→ Required actions:
1 > Decide whether each statement below agrees with the Voyager text, answering yes or no and quoting the words of the text that settle it. (a) The family portrait was made on Valentine's Day in 1990. (b) Earth filled several pixels in the image. (c) NASA engineers came up with the idea of pointing Voyager's camera back toward home.
2 > Please write the next part of the Voyager text, picking up right after its final sentence.

→ Selection:
Written by on February 14, 2022

Carl Sagan and NASA remind of us what’s important:

On Valentine’s Day in 1990, at a distance of four billion miles from the Sun (for reference, Pluto averages about 3.7 billion miles from the Sun in it’s orbit), the Voyager 1 spacecraft looked back one last time to make the first ever Solar System family portrait. The portrait consisted of the Sun and six planets with planet Earth captured within a single pixel, the pale blue dot within the sunbeam just right of center in the now famous image from Voyager (click right to embiggen). Astronomer Carl Sagan originated the idea of using Voyager’s camera to look back toward home from a distant perspective and he said it like no other person could when he wrote the following words in his book, Pale Blue Dot.

Look again at that dot. That’s here. That’s home. That’s us. On it everyone you love, everyone you know, everyone you ever heard of, every human being who ever was, lived out their lives. The aggregate of our joy and suffering, thousands of confident religions, ideologies, and economic doctrines, every hunter and forager, every hero and coward, every creator and destroyer of civilization, every king and peasant, every young couple in love, every mother and father, hopeful child, inventor and explorer, every teacher of morals, every corrupt politician, every “superstar,” every “supreme leader,” every saint and sinner in the history of our species lived there–on a mote of dust suspended in a sunbeam.

→ Source excerpt:
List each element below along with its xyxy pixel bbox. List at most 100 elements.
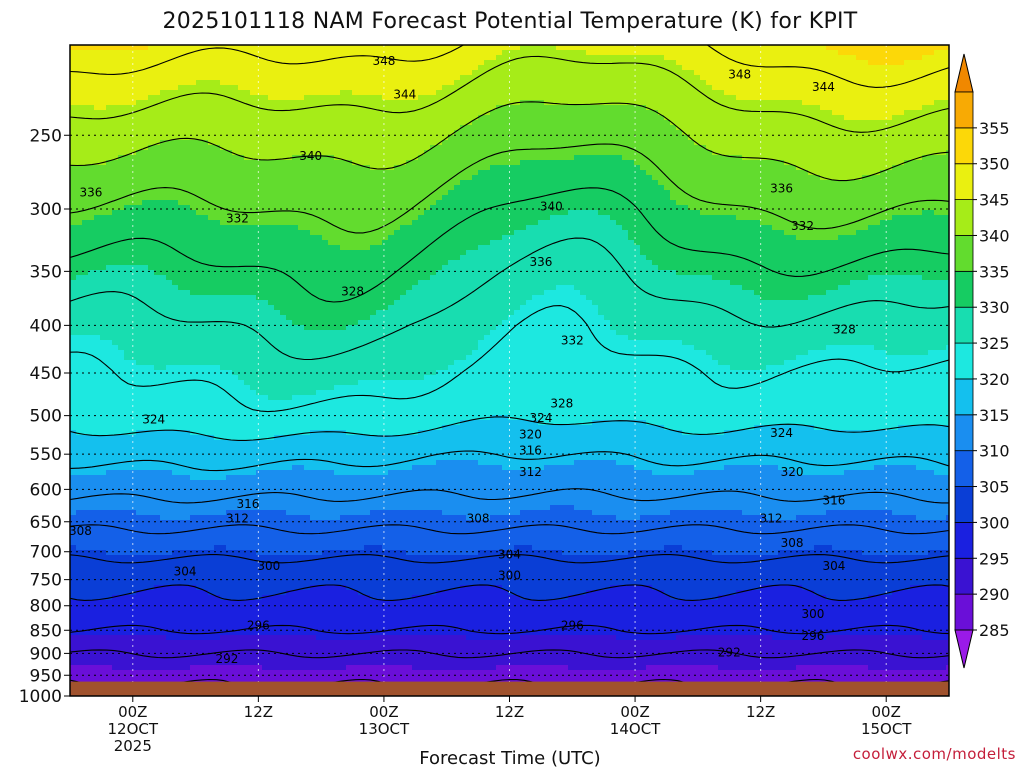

→ In response:
1 >
(a) Yes: "On Valentine’s Day in 1990"
(b) No: "planet Earth captured within a single pixel"
(c) No: "Astronomer Carl Sagan originated the idea of using Voyager’s camera to look back toward home"

2 >
The Earth is a very small stage in a vast cosmic arena. Think of the rivers of blood spilled by all those generals and emperors so that, in glory and triumph, they could become the momentary masters of a fraction of a dot. Think of the endless cruelties visited by the inhabitants of one corner of this pixel on the scarcely distinguishable inhabitants of some other corner, how frequent their misunderstandings, how eager they are to kill one another, how fervent their hatreds.

Our posturings, our imagined self-importance, the delusion that we have some privileged position in the Universe, are challenged by this point of pale light. Our planet is a lonely speck in the great enveloping cosmic dark. In our obscurity, in all this vastness, there is no hint that help will come from elsewhere to save us from ourselves.

The Earth is the only world known so far to harbor life. There is nowhere else, at least in the near future, to which our species could migrate. Visit, yes. Settle, not yet. Like it or not, for the moment the Earth is where we make our stand.

It has been said that astronomy is a humbling and character-building experience. There is perhaps no better demonstration of the folly of human conceits than this distant image of our tiny world. To me, it underscores our responsibility to deal more kindly with one another, and to preserve and cherish the pale blue dot, the only home we’ve ever known.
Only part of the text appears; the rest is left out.